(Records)
— BEGIN —

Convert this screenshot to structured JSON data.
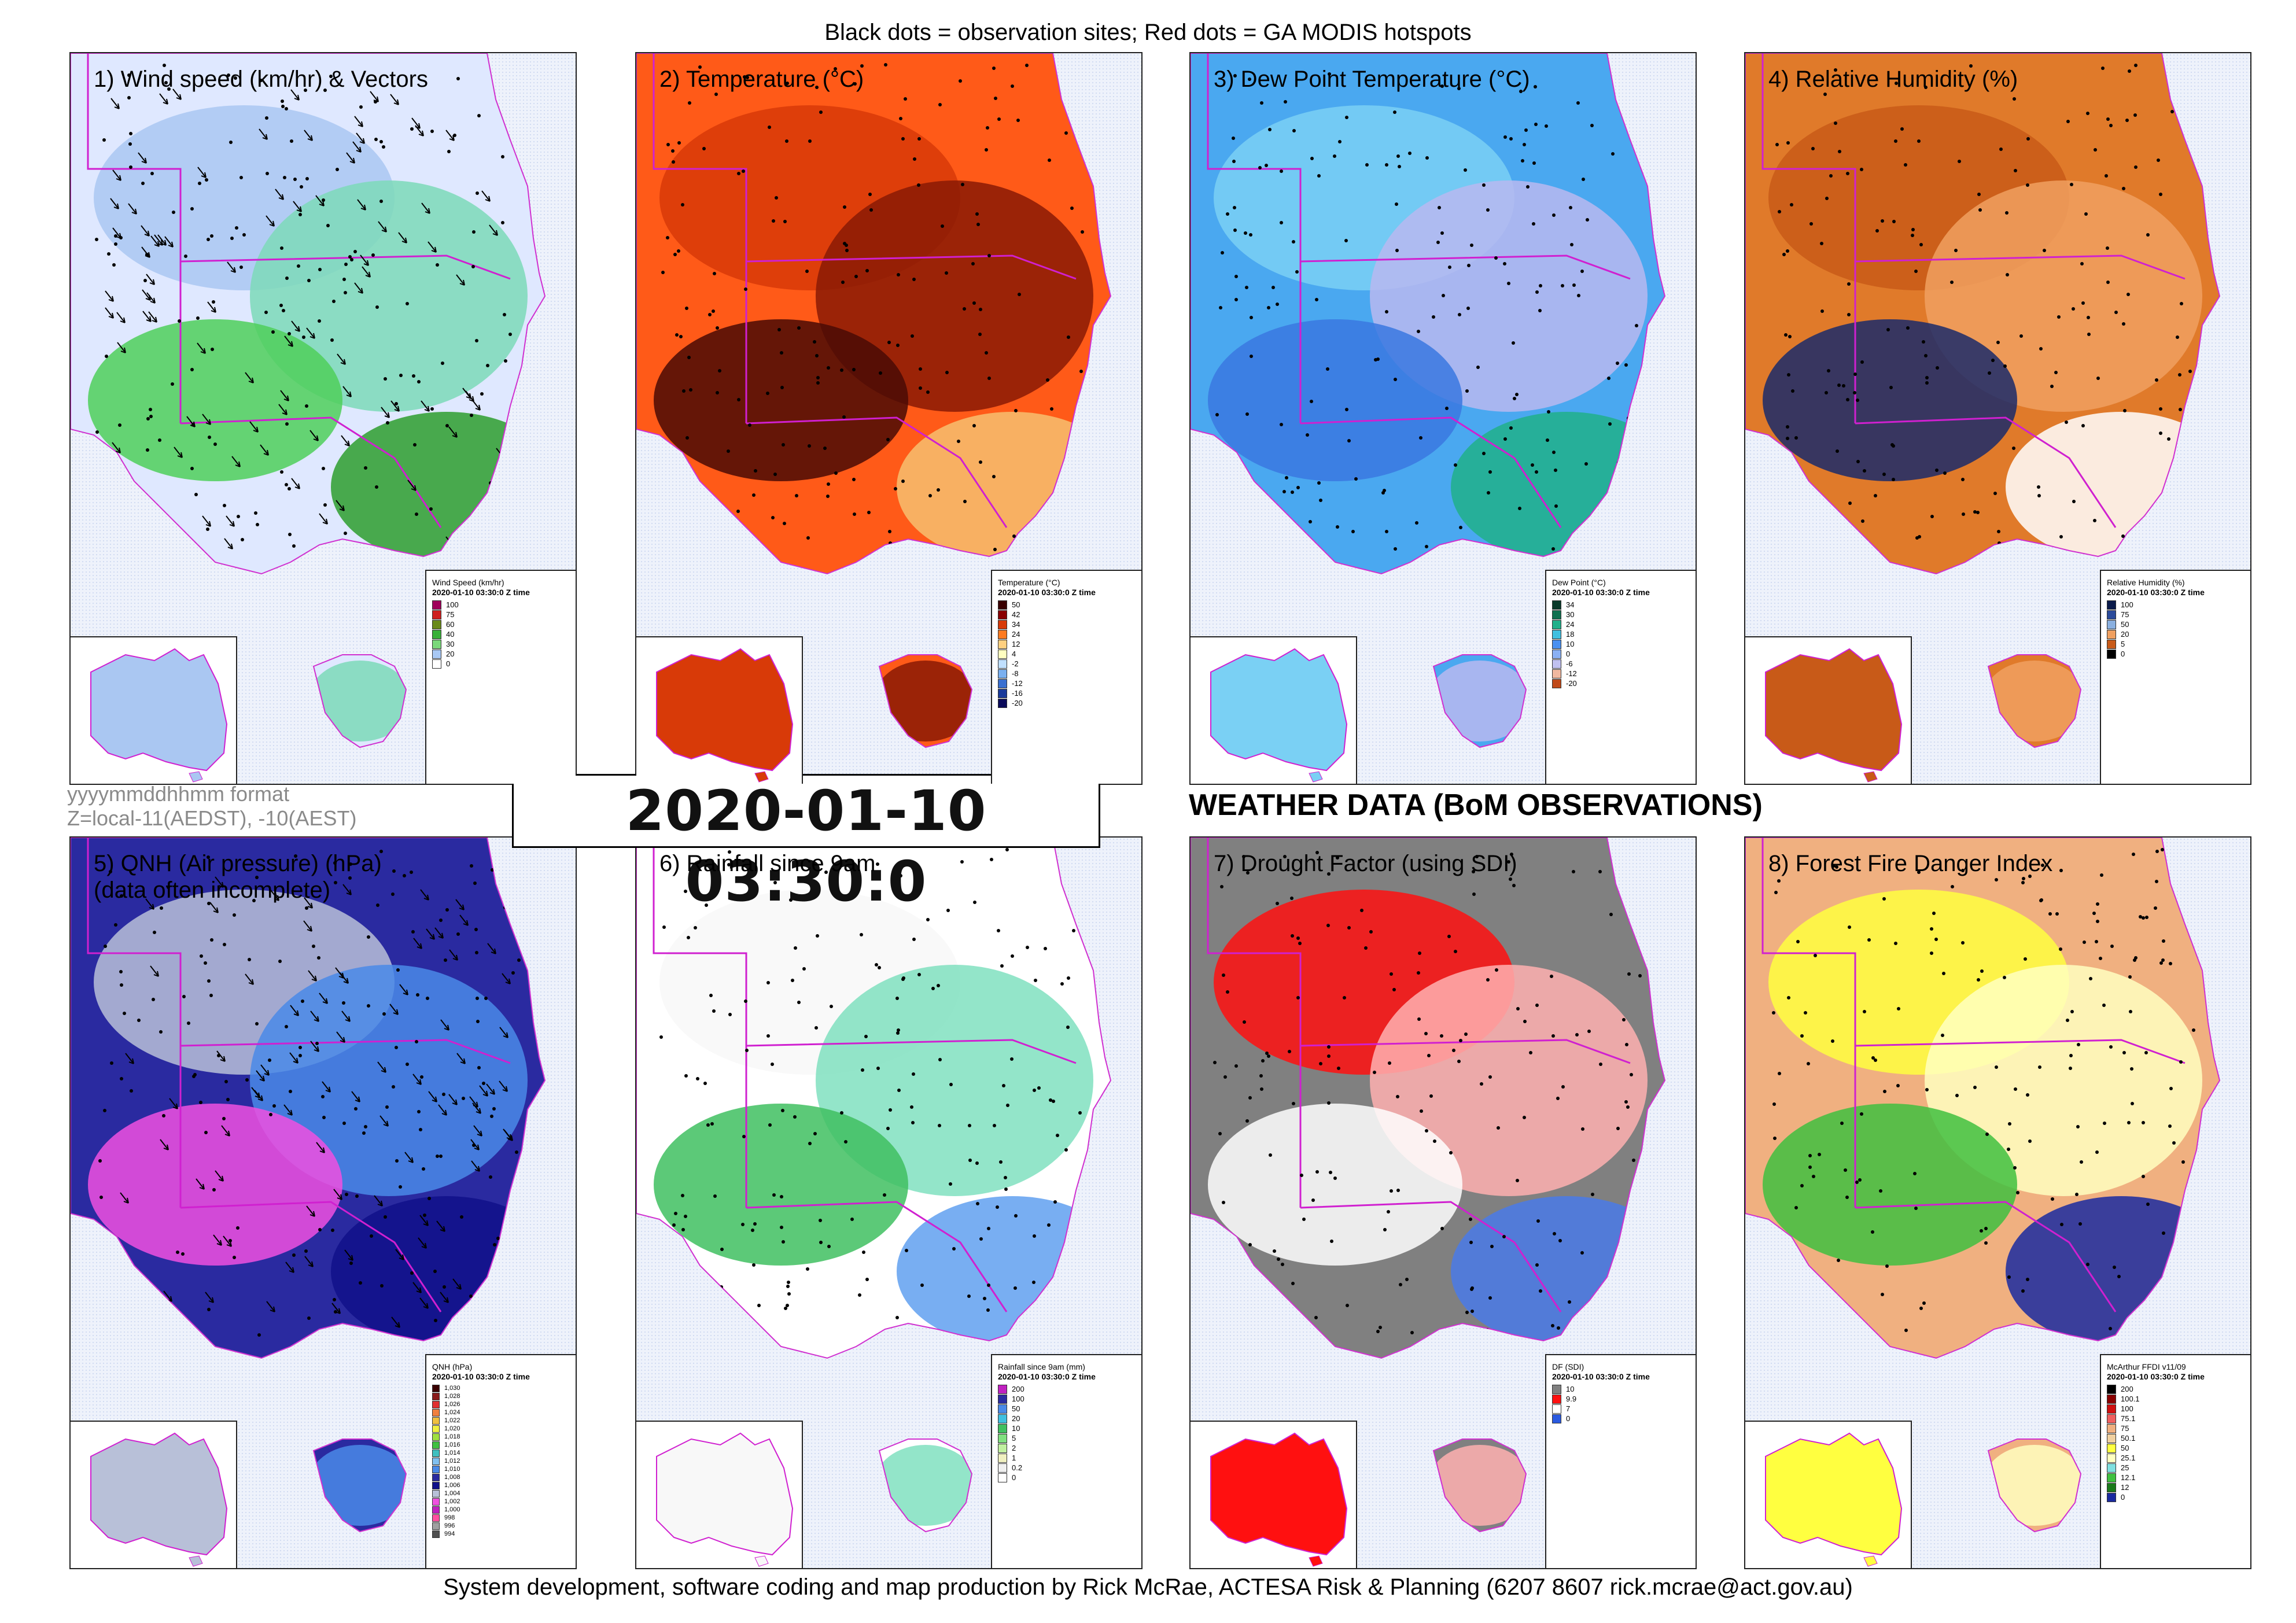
{
  "header": {
    "note": "Black dots = observation sites; Red dots = GA MODIS hotspots"
  },
  "meta": {
    "format": "yyyymmddhhmm format",
    "zone": "Z=local-11(AEDST), -10(AEST)"
  },
  "timestamp": "2020-01-10 03:30:0",
  "heading": "WEATHER DATA (BoM OBSERVATIONS)",
  "footer": "System development, software coding and map production by Rick McRae, ACTESA Risk & Planning (6207 8607 rick.mcrae@act.gov.au)",
  "panels": [
    {
      "title": "1) Wind speed (km/hr) & Vectors",
      "colors": [
        "#dfe8ff",
        "#aac7f2",
        "#7dd9b8",
        "#4fcf5a",
        "#2e9e2e"
      ],
      "legend": {
        "title": "Wind Speed (km/hr)",
        "time": "2020-01-10 03:30:0 Z time",
        "rows": [
          {
            "label": "100",
            "color": "#a0005a"
          },
          {
            "label": "75",
            "color": "#cf2020"
          },
          {
            "label": "60",
            "color": "#6a8a1a"
          },
          {
            "label": "40",
            "color": "#39b039"
          },
          {
            "label": "30",
            "color": "#7ad87a"
          },
          {
            "label": "20",
            "color": "#a8c8f4"
          },
          {
            "label": "0",
            "color": "#ffffff"
          }
        ]
      }
    },
    {
      "title": "2) Temperature (°C)",
      "colors": [
        "#ff5a18",
        "#d83a08",
        "#8a1a05",
        "#4a0a05",
        "#f7c070"
      ],
      "legend": {
        "title": "Temperature (°C)",
        "time": "2020-01-10 03:30:0 Z time",
        "rows": [
          {
            "label": "50",
            "color": "#3a0000"
          },
          {
            "label": "42",
            "color": "#8a0000"
          },
          {
            "label": "34",
            "color": "#d83a08"
          },
          {
            "label": "24",
            "color": "#ff7a20"
          },
          {
            "label": "12",
            "color": "#ffd080"
          },
          {
            "label": "4",
            "color": "#ffffc0"
          },
          {
            "label": "-2",
            "color": "#c0e0ff"
          },
          {
            "label": "-8",
            "color": "#7ab0f0"
          },
          {
            "label": "-12",
            "color": "#3a70d0"
          },
          {
            "label": "-16",
            "color": "#1a3a9a"
          },
          {
            "label": "-20",
            "color": "#0a0a5a"
          }
        ]
      }
    },
    {
      "title": "3) Dew Point Temperature (°C)",
      "colors": [
        "#4aa8f0",
        "#7ad0f4",
        "#b8b8f0",
        "#3a78e0",
        "#20b08a"
      ],
      "legend": {
        "title": "Dew Point (°C)",
        "time": "2020-01-10 03:30:0 Z time",
        "rows": [
          {
            "label": "34",
            "color": "#0a3a2a"
          },
          {
            "label": "30",
            "color": "#107050"
          },
          {
            "label": "24",
            "color": "#20b08a"
          },
          {
            "label": "18",
            "color": "#40c0e0"
          },
          {
            "label": "10",
            "color": "#4a90f0"
          },
          {
            "label": "0",
            "color": "#8ab0f4"
          },
          {
            "label": "-6",
            "color": "#c0c0f0"
          },
          {
            "label": "-12",
            "color": "#f0b8a0"
          },
          {
            "label": "-20",
            "color": "#c04a1a"
          }
        ]
      }
    },
    {
      "title": "4) Relative Humidity (%)",
      "colors": [
        "#e07a2a",
        "#c85a18",
        "#f0a060",
        "#1a2a6a",
        "#ffffff"
      ],
      "legend": {
        "title": "Relative Humidity (%)",
        "time": "2020-01-10 03:30:0 Z time",
        "rows": [
          {
            "label": "100",
            "color": "#0a1a4a"
          },
          {
            "label": "75",
            "color": "#2a4a9a"
          },
          {
            "label": "50",
            "color": "#8ab0e0"
          },
          {
            "label": "20",
            "color": "#f0a060"
          },
          {
            "label": "5",
            "color": "#c85a18"
          },
          {
            "label": "0",
            "color": "#000000"
          }
        ]
      }
    },
    {
      "title": "5) QNH (Air pressure) (hPa)\n(data often incomplete)",
      "colors": [
        "#2a2aa0",
        "#b8c0d8",
        "#4a8ae8",
        "#f050e0",
        "#10108a"
      ],
      "legend": {
        "title": "QNH (hPa)",
        "time": "2020-01-10 03:30:0 Z time",
        "rows": [
          {
            "label": "1,030",
            "color": "#3a0000"
          },
          {
            "label": "1,028",
            "color": "#8a1a1a"
          },
          {
            "label": "1,026",
            "color": "#e03030"
          },
          {
            "label": "1,024",
            "color": "#f08040"
          },
          {
            "label": "1,022",
            "color": "#f0c040"
          },
          {
            "label": "1,020",
            "color": "#f0f040"
          },
          {
            "label": "1,018",
            "color": "#a0e040"
          },
          {
            "label": "1,016",
            "color": "#40c040"
          },
          {
            "label": "1,014",
            "color": "#40c0c0"
          },
          {
            "label": "1,012",
            "color": "#80c0f0"
          },
          {
            "label": "1,010",
            "color": "#4a8ae8"
          },
          {
            "label": "1,008",
            "color": "#2a2aa0"
          },
          {
            "label": "1,006",
            "color": "#10108a"
          },
          {
            "label": "1,004",
            "color": "#b8c0d8"
          },
          {
            "label": "1,002",
            "color": "#f050e0"
          },
          {
            "label": "1,000",
            "color": "#c020c0"
          },
          {
            "label": "998",
            "color": "#ff50a0"
          },
          {
            "label": "996",
            "color": "#a0a0a0"
          },
          {
            "label": "994",
            "color": "#505050"
          }
        ]
      }
    },
    {
      "title": "6) Rainfall since 9am",
      "colors": [
        "#ffffff",
        "#f8f8f8",
        "#80e0c0",
        "#40c060",
        "#60a0f0"
      ],
      "legend": {
        "title": "Rainfall since 9am (mm)",
        "time": "2020-01-10 03:30:0 Z time",
        "rows": [
          {
            "label": "200",
            "color": "#c020c0"
          },
          {
            "label": "100",
            "color": "#2a2aa0"
          },
          {
            "label": "50",
            "color": "#4a8ae8"
          },
          {
            "label": "20",
            "color": "#40c0e0"
          },
          {
            "label": "10",
            "color": "#40c060"
          },
          {
            "label": "5",
            "color": "#80e080"
          },
          {
            "label": "2",
            "color": "#c0f0a0"
          },
          {
            "label": "1",
            "color": "#f0f0c0"
          },
          {
            "label": "0.2",
            "color": "#f0f0f0"
          },
          {
            "label": "0",
            "color": "#ffffff"
          }
        ]
      }
    },
    {
      "title": "7) Drought Factor (using SDI)",
      "colors": [
        "#808080",
        "#ff1010",
        "#ffb0b0",
        "#ffffff",
        "#4a7ae8"
      ],
      "legend": {
        "title": "DF (SDI)",
        "time": "2020-01-10 03:30:0 Z time",
        "rows": [
          {
            "label": "10",
            "color": "#808080"
          },
          {
            "label": "9.9",
            "color": "#ff1010"
          },
          {
            "label": "7",
            "color": "#ffffff"
          },
          {
            "label": "0",
            "color": "#2a5ae0"
          }
        ]
      }
    },
    {
      "title": "8) Forest Fire Danger Index",
      "colors": [
        "#f0b080",
        "#ffff40",
        "#ffffc0",
        "#40c040",
        "#1a2aa0"
      ],
      "legend": {
        "title": "McArthur FFDI v11/09",
        "time": "2020-01-10 03:30:0 Z time",
        "rows": [
          {
            "label": "200",
            "color": "#000000"
          },
          {
            "label": "100.1",
            "color": "#8a0000"
          },
          {
            "label": "100",
            "color": "#d01010"
          },
          {
            "label": "75.1",
            "color": "#f06060"
          },
          {
            "label": "75",
            "color": "#f0b080"
          },
          {
            "label": "50.1",
            "color": "#f0d0a0"
          },
          {
            "label": "50",
            "color": "#ffff40"
          },
          {
            "label": "25.1",
            "color": "#ffffc0"
          },
          {
            "label": "25",
            "color": "#80e0e0"
          },
          {
            "label": "12.1",
            "color": "#40c040"
          },
          {
            "label": "12",
            "color": "#1a7a1a"
          },
          {
            "label": "0",
            "color": "#1a2aa0"
          }
        ]
      }
    }
  ]
}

— END —

Written request - Extract all lines containing the word "Relative".

Response to this exercise -
      "title": "4) Relative Humidity (%)",
        "title": "Relative Humidity (%)",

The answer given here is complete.